Work to complete: Copy the data precisely, character for character, and leave out every picture.

'''

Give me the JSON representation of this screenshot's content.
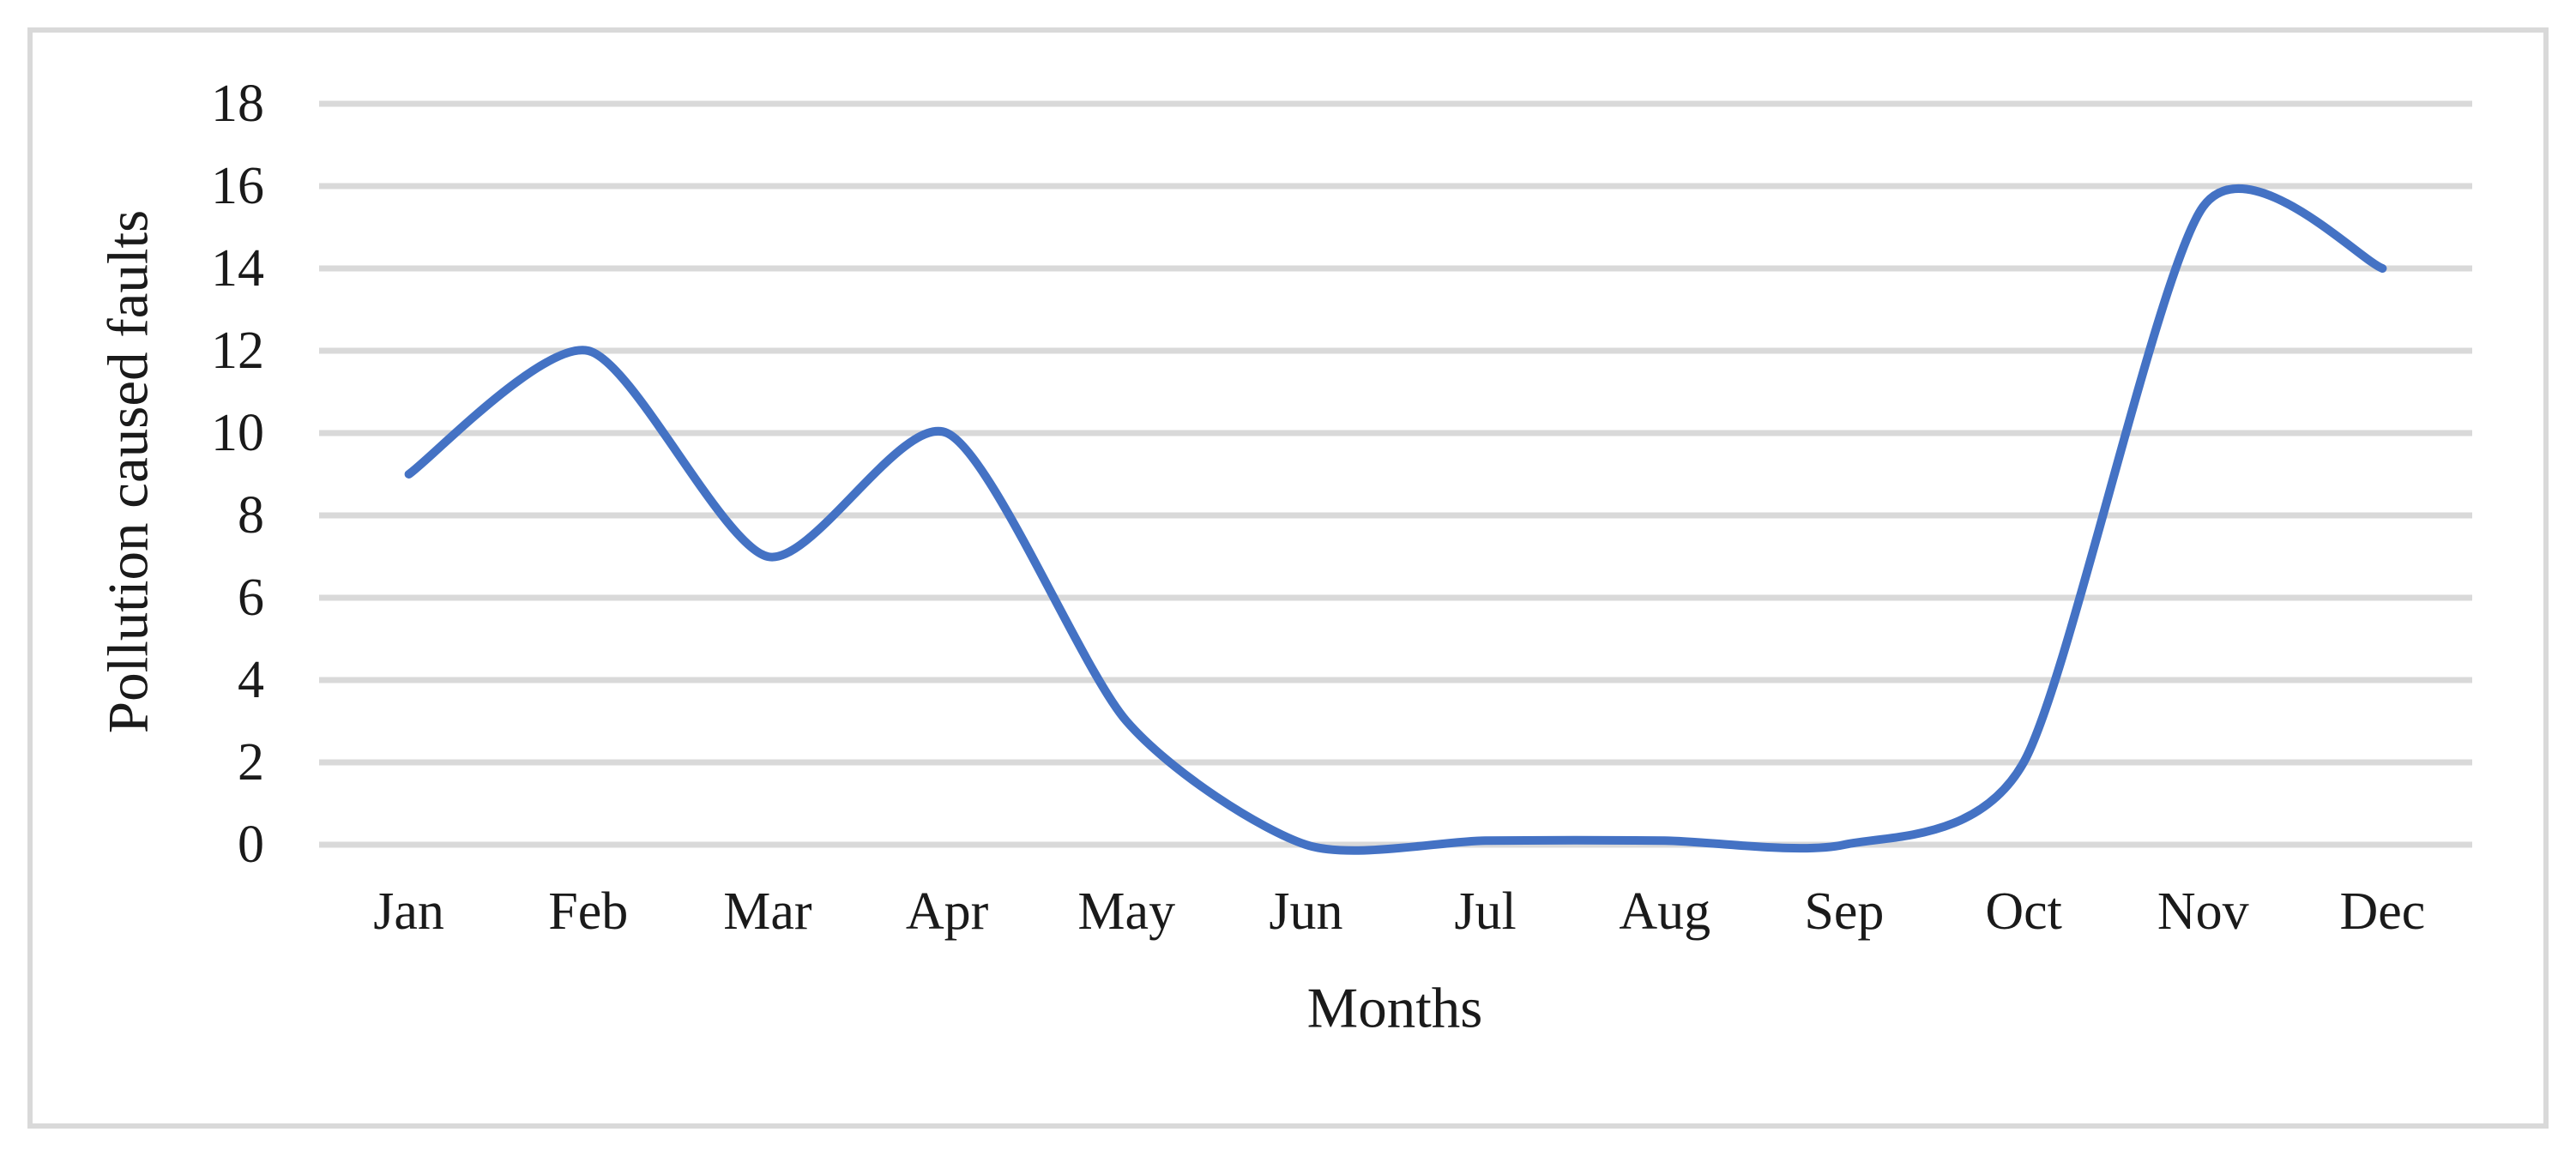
{
  "figure": {
    "background": "#FFFFFF",
    "border_color": "#D9D9D9"
  },
  "chart_data": {
    "type": "line",
    "title": "",
    "categories": [
      "Jan",
      "Feb",
      "Mar",
      "Apr",
      "May",
      "Jun",
      "Jul",
      "Aug",
      "Sep",
      "Oct",
      "Nov",
      "Dec"
    ],
    "series": [
      {
        "name": "Pollution caused faults",
        "values": [
          9,
          12,
          7,
          10,
          3,
          0,
          0.1,
          0.1,
          0,
          2,
          15.5,
          14
        ]
      }
    ],
    "xlabel": "Months",
    "ylabel": "Pollution caused faults",
    "ylim": [
      0,
      18
    ],
    "yticks": [
      "0",
      "2",
      "4",
      "6",
      "8",
      "10",
      "12",
      "14",
      "16",
      "18"
    ],
    "grid": "horizontal-only",
    "legend": "none",
    "line_style": "smooth-spline",
    "line_color": "#4472C4",
    "gridline_color": "#D9D9D9",
    "text_color": "#1A1A1A"
  }
}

'''

The output:
Give me the JSON representation of this screenshot's content.
{
  "figure": {
    "background": "#FFFFFF",
    "border_color": "#D9D9D9"
  },
  "chart_data": {
    "type": "line",
    "title": "",
    "categories": [
      "Jan",
      "Feb",
      "Mar",
      "Apr",
      "May",
      "Jun",
      "Jul",
      "Aug",
      "Sep",
      "Oct",
      "Nov",
      "Dec"
    ],
    "series": [
      {
        "name": "Pollution caused faults",
        "values": [
          9,
          12,
          7,
          10,
          3,
          0,
          0.1,
          0.1,
          0,
          2,
          15.5,
          14
        ]
      }
    ],
    "xlabel": "Months",
    "ylabel": "Pollution caused faults",
    "ylim": [
      0,
      18
    ],
    "yticks": [
      "0",
      "2",
      "4",
      "6",
      "8",
      "10",
      "12",
      "14",
      "16",
      "18"
    ],
    "grid": "horizontal-only",
    "legend": "none",
    "line_style": "smooth-spline",
    "line_color": "#4472C4",
    "gridline_color": "#D9D9D9",
    "text_color": "#1A1A1A"
  }
}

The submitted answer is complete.